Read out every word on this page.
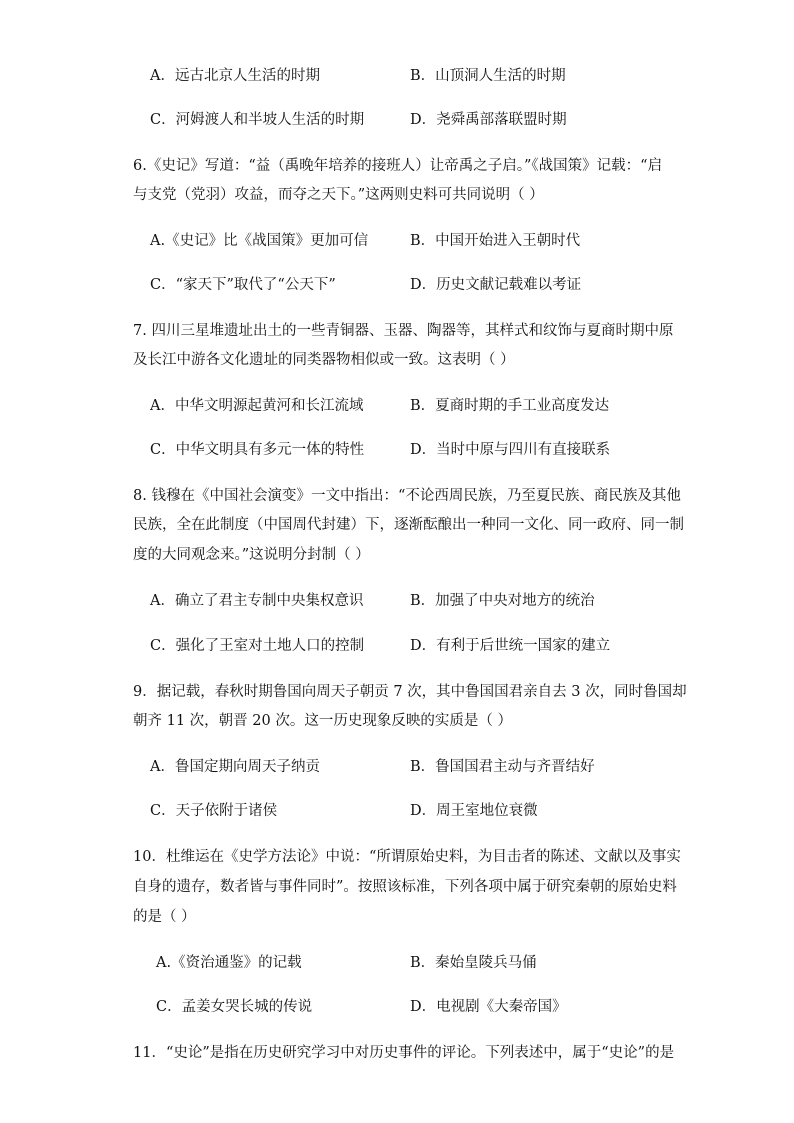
A．远古北京人生活的时期	B．山顶洞人生活的时期
C．河姆渡人和半坡人生活的时期	D．尧舜禹部落联盟时期
6.《史记》写道：“益（禹晚年培养的接班人）让帝禹之子启。”《战国策》记载：“启
与支党（党羽）攻益，而夺之天下。”这两则史料可共同说明（ ）
A.《史记》比《战国策》更加可信	B．中国开始进入王朝时代
C．“家天下”取代了“公天下”	D．历史文献记载难以考证
7. 四川三星堆遗址出土的一些青铜器、玉器、陶器等，其样式和纹饰与夏商时期中原
及长江中游各文化遗址的同类器物相似或一致。这表明（ ）
A．中华文明源起黄河和长江流域	B．夏商时期的手工业高度发达
C．中华文明具有多元一体的特性	D．当时中原与四川有直接联系
8. 钱穆在《中国社会演变》一文中指出：“不论西周民族，乃至夏民族、商民族及其他
民族，全在此制度（中国周代封建）下，逐渐酝酿出一种同一文化、同一政府、同一制
度的大同观念来。”这说明分封制（ ）
A．确立了君主专制中央集权意识	B．加强了中央对地方的统治
C．强化了王室对土地人口的控制	D．有利于后世统一国家的建立
9．据记载，春秋时期鲁国向周天子朝贡 7 次，其中鲁国国君亲自去 3 次，同时鲁国却
朝齐 11 次，朝晋 20 次。这一历史现象反映的实质是（ ）
A．鲁国定期向周天子纳贡	B．鲁国国君主动与齐晋结好
C．天子依附于诸侯	D．周王室地位衰微
10．杜维运在《史学方法论》中说：“所谓原始史料，为目击者的陈述、文献以及事实
自身的遗存，数者皆与事件同时”。按照该标准，下列各项中属于研究秦朝的原始史料
的是（ ）
A.《资治通鉴》的记载	B．秦始皇陵兵马俑
C．孟姜女哭长城的传说	D．电视剧《大秦帝国》
11．“史论”是指在历史研究学习中对历史事件的评论。下列表述中，属于“史论”的是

— Short exercise —
All the material shown above is to be copied exactly, with no pictures carried over.

— Response to the exercise —
Read out every word on this page.
A．远古北京人生活的时期	B．山顶洞人生活的时期
C．河姆渡人和半坡人生活的时期	D．尧舜禹部落联盟时期
6.《史记》写道：“益（禹晚年培养的接班人）让帝禹之子启。”《战国策》记载：“启
与支党（党羽）攻益，而夺之天下。”这两则史料可共同说明（ ）
A.《史记》比《战国策》更加可信	B．中国开始进入王朝时代
C．“家天下”取代了“公天下”	D．历史文献记载难以考证
7. 四川三星堆遗址出土的一些青铜器、玉器、陶器等，其样式和纹饰与夏商时期中原
及长江中游各文化遗址的同类器物相似或一致。这表明（ ）
A．中华文明源起黄河和长江流域	B．夏商时期的手工业高度发达
C．中华文明具有多元一体的特性	D．当时中原与四川有直接联系
8. 钱穆在《中国社会演变》一文中指出：“不论西周民族，乃至夏民族、商民族及其他
民族，全在此制度（中国周代封建）下，逐渐酝酿出一种同一文化、同一政府、同一制
度的大同观念来。”这说明分封制（ ）
A．确立了君主专制中央集权意识	B．加强了中央对地方的统治
C．强化了王室对土地人口的控制	D．有利于后世统一国家的建立
9．据记载，春秋时期鲁国向周天子朝贡 7 次，其中鲁国国君亲自去 3 次，同时鲁国却
朝齐 11 次，朝晋 20 次。这一历史现象反映的实质是（ ）
A．鲁国定期向周天子纳贡	B．鲁国国君主动与齐晋结好
C．天子依附于诸侯	D．周王室地位衰微
10．杜维运在《史学方法论》中说：“所谓原始史料，为目击者的陈述、文献以及事实
自身的遗存，数者皆与事件同时”。按照该标准，下列各项中属于研究秦朝的原始史料
的是（ ）
A.《资治通鉴》的记载	B．秦始皇陵兵马俑
C．孟姜女哭长城的传说	D．电视剧《大秦帝国》
11．“史论”是指在历史研究学习中对历史事件的评论。下列表述中，属于“史论”的是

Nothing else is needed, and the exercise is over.